**Data to use**
+ + + + + + +

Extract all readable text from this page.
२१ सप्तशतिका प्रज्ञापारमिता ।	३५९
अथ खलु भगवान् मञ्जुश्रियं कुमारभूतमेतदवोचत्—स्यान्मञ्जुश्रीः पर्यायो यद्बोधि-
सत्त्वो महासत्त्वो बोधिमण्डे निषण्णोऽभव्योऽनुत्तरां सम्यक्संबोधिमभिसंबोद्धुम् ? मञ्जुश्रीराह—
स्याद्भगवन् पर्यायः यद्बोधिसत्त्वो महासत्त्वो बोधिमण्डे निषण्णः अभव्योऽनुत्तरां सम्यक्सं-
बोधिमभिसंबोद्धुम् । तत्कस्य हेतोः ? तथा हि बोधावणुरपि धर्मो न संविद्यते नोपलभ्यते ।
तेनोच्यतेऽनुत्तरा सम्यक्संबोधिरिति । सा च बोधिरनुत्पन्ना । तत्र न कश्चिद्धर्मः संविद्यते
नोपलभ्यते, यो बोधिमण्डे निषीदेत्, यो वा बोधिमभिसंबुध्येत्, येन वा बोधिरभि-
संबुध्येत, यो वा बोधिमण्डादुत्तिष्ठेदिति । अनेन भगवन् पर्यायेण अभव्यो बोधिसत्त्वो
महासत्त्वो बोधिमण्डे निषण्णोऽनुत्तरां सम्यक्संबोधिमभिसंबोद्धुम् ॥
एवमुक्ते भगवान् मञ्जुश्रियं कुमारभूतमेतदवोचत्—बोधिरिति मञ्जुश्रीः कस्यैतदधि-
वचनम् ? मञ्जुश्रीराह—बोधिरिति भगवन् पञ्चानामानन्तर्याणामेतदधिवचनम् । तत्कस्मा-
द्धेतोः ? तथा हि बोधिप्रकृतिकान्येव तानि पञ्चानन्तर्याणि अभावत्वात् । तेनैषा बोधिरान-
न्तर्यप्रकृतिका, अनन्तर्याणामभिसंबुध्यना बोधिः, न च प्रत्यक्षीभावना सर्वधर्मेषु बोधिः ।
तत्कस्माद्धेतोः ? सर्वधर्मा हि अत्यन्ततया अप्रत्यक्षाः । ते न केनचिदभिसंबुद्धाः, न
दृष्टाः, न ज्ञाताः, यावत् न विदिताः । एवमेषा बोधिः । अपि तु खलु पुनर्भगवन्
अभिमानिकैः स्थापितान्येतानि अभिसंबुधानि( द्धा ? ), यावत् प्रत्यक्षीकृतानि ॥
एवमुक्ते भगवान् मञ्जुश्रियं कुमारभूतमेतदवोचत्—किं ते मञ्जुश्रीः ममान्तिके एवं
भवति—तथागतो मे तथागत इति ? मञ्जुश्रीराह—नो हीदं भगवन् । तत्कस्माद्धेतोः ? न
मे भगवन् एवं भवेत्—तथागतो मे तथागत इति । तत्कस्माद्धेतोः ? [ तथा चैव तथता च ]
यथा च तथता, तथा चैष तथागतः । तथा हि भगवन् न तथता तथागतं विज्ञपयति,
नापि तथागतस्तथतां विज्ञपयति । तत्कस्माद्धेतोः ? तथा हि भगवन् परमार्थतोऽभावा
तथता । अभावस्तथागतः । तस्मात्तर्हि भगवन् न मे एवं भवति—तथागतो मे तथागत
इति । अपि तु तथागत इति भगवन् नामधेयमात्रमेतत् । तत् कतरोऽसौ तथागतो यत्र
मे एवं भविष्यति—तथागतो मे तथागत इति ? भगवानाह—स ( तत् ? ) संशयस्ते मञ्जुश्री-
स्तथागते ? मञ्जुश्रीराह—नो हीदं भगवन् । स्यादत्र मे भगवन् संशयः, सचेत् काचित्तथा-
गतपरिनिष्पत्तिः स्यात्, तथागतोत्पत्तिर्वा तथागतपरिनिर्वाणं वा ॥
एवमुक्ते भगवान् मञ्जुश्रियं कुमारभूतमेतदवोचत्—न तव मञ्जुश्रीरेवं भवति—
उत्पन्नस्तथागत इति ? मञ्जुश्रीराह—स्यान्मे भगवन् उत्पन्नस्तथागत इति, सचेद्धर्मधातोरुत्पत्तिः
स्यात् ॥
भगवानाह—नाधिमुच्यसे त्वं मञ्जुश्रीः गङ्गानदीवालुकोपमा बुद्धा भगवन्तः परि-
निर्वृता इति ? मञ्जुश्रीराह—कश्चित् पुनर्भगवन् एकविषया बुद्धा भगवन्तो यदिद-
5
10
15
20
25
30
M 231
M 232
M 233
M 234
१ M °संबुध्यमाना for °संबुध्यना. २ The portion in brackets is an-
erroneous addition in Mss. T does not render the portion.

+ + + + + + +

**What you have to do**
Repeat every entry word for word.

**Result of this task**
Extract all readable text from this page.
२१ सप्तशतिका प्रज्ञापारमिता ।	३५९
अथ खलु भगवान् मञ्जुश्रियं कुमारभूतमेतदवोचत्—स्यान्मञ्जुश्रीः पर्यायो यद्बोधि-
सत्त्वो महासत्त्वो बोधिमण्डे निषण्णोऽभव्योऽनुत्तरां सम्यक्संबोधिमभिसंबोद्धुम् ? मञ्जुश्रीराह—
स्याद्भगवन् पर्यायः यद्बोधिसत्त्वो महासत्त्वो बोधिमण्डे निषण्णः अभव्योऽनुत्तरां सम्यक्सं-
बोधिमभिसंबोद्धुम् । तत्कस्य हेतोः ? तथा हि बोधावणुरपि धर्मो न संविद्यते नोपलभ्यते ।
तेनोच्यतेऽनुत्तरा सम्यक्संबोधिरिति । सा च बोधिरनुत्पन्ना । तत्र न कश्चिद्धर्मः संविद्यते
नोपलभ्यते, यो बोधिमण्डे निषीदेत्, यो वा बोधिमभिसंबुध्येत्, येन वा बोधिरभि-
संबुध्येत, यो वा बोधिमण्डादुत्तिष्ठेदिति । अनेन भगवन् पर्यायेण अभव्यो बोधिसत्त्वो
महासत्त्वो बोधिमण्डे निषण्णोऽनुत्तरां सम्यक्संबोधिमभिसंबोद्धुम् ॥
एवमुक्ते भगवान् मञ्जुश्रियं कुमारभूतमेतदवोचत्—बोधिरिति मञ्जुश्रीः कस्यैतदधि-
वचनम् ? मञ्जुश्रीराह—बोधिरिति भगवन् पञ्चानामानन्तर्याणामेतदधिवचनम् । तत्कस्मा-
द्धेतोः ? तथा हि बोधिप्रकृतिकान्येव तानि पञ्चानन्तर्याणि अभावत्वात् । तेनैषा बोधिरान-
न्तर्यप्रकृतिका, अनन्तर्याणामभिसंबुध्यना बोधिः, न च प्रत्यक्षीभावना सर्वधर्मेषु बोधिः ।
तत्कस्माद्धेतोः ? सर्वधर्मा हि अत्यन्ततया अप्रत्यक्षाः । ते न केनचिदभिसंबुद्धाः, न
दृष्टाः, न ज्ञाताः, यावत् न विदिताः । एवमेषा बोधिः । अपि तु खलु पुनर्भगवन्
अभिमानिकैः स्थापितान्येतानि अभिसंबुधानि( द्धा ? ), यावत् प्रत्यक्षीकृतानि ॥
एवमुक्ते भगवान् मञ्जुश्रियं कुमारभूतमेतदवोचत्—किं ते मञ्जुश्रीः ममान्तिके एवं
भवति—तथागतो मे तथागत इति ? मञ्जुश्रीराह—नो हीदं भगवन् । तत्कस्माद्धेतोः ? न
मे भगवन् एवं भवेत्—तथागतो मे तथागत इति । तत्कस्माद्धेतोः ? [ तथा चैव तथता च ]
यथा च तथता, तथा चैष तथागतः । तथा हि भगवन् न तथता तथागतं विज्ञपयति,
नापि तथागतस्तथतां विज्ञपयति । तत्कस्माद्धेतोः ? तथा हि भगवन् परमार्थतोऽभावा
तथता । अभावस्तथागतः । तस्मात्तर्हि भगवन् न मे एवं भवति—तथागतो मे तथागत
इति । अपि तु तथागत इति भगवन् नामधेयमात्रमेतत् । तत् कतरोऽसौ तथागतो यत्र
मे एवं भविष्यति—तथागतो मे तथागत इति ? भगवानाह—स ( तत् ? ) संशयस्ते मञ्जुश्री-
स्तथागते ? मञ्जुश्रीराह—नो हीदं भगवन् । स्यादत्र मे भगवन् संशयः, सचेत् काचित्तथा-
गतपरिनिष्पत्तिः स्यात्, तथागतोत्पत्तिर्वा तथागतपरिनिर्वाणं वा ॥
एवमुक्ते भगवान् मञ्जुश्रियं कुमारभूतमेतदवोचत्—न तव मञ्जुश्रीरेवं भवति—
उत्पन्नस्तथागत इति ? मञ्जुश्रीराह—स्यान्मे भगवन् उत्पन्नस्तथागत इति, सचेद्धर्मधातोरुत्पत्तिः
स्यात् ॥
भगवानाह—नाधिमुच्यसे त्वं मञ्जुश्रीः गङ्गानदीवालुकोपमा बुद्धा भगवन्तः परि-
निर्वृता इति ? मञ्जुश्रीराह—कश्चित् पुनर्भगवन् एकविषया बुद्धा भगवन्तो यदिद-
5
10
15
20
25
30
M 231
M 232
M 233
M 234
१ M °संबुध्यमाना for °संबुध्यना. २ The portion in brackets is an-
erroneous addition in Mss. T does not render the portion.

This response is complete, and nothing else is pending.